- [What this task involves]: Scan the data below and pick out the lines containing the word "tưởng".

-- START Records for the task --

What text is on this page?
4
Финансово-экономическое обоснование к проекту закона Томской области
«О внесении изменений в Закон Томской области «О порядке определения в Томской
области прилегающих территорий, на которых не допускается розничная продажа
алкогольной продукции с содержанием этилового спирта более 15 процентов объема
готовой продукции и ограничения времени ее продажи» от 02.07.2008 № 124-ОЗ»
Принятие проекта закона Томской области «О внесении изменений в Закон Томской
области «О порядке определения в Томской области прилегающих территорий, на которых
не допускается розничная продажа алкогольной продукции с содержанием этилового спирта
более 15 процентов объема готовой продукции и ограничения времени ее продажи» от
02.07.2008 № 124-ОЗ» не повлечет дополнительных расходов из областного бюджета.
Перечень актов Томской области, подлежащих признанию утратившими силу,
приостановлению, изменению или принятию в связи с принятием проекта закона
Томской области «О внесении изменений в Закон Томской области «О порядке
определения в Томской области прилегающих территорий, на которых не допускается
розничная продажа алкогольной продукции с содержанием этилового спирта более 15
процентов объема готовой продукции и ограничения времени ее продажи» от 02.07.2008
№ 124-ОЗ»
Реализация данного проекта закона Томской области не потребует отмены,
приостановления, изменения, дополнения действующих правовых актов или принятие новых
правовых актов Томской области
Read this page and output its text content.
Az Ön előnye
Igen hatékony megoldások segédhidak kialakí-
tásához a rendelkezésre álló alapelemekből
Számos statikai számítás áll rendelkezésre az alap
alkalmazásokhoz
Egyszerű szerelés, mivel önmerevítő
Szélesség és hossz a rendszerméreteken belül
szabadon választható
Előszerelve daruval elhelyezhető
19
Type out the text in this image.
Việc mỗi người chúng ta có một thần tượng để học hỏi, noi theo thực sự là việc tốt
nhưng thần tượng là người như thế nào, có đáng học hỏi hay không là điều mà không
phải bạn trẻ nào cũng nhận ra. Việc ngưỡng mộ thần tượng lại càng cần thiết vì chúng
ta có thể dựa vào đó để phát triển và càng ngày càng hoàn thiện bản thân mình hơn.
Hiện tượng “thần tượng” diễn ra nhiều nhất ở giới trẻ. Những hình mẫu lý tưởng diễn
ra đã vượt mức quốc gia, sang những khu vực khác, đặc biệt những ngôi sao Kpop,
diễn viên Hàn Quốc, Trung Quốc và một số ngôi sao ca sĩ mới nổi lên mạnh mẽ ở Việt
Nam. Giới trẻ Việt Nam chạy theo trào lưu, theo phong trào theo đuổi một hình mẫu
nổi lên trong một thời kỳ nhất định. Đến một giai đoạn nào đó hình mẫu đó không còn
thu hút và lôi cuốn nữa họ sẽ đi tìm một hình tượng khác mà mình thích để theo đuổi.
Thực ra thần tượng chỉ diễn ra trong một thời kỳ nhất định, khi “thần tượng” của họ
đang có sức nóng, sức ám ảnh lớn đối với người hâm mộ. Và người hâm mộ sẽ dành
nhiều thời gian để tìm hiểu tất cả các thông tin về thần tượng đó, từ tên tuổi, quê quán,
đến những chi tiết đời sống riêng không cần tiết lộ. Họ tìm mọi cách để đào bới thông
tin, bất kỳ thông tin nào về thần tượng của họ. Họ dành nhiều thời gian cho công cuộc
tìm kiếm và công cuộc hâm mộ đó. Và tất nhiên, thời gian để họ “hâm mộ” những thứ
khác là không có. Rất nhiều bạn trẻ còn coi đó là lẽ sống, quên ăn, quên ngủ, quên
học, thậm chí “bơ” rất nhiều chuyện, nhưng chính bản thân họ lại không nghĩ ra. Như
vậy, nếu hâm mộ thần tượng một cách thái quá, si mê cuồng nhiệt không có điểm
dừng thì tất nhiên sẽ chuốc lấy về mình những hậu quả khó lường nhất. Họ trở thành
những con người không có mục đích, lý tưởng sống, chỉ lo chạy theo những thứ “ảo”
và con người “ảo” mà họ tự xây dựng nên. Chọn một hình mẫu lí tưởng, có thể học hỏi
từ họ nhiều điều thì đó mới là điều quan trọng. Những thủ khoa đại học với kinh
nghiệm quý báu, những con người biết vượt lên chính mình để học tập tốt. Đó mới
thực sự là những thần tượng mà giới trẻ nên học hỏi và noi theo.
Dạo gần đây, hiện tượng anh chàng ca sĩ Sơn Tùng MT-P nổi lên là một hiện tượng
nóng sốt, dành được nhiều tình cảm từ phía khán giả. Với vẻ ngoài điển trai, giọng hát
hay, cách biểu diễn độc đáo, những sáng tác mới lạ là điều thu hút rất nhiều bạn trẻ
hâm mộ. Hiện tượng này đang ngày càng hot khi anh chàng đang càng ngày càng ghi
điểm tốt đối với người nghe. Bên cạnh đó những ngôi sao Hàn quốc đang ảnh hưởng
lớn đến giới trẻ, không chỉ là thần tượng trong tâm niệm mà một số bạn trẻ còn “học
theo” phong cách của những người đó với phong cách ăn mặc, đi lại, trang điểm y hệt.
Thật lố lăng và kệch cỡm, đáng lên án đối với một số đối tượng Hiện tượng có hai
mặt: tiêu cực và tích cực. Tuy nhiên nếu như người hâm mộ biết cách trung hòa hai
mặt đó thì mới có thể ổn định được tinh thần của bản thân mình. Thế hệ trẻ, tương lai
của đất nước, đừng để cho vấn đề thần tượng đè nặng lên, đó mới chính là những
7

-- END Records for the task --

- [Answer below]:
Hiện tượng “thần tượng” diễn ra nhiều nhất ở giới trẻ. Những hình mẫu lý tưởng diễn
những con người không có mục đích, lý tưởng sống, chỉ lo chạy theo những thứ “ảo”
và con người “ảo” mà họ tự xây dựng nên. Chọn một hình mẫu lí tưởng, có thể học hỏi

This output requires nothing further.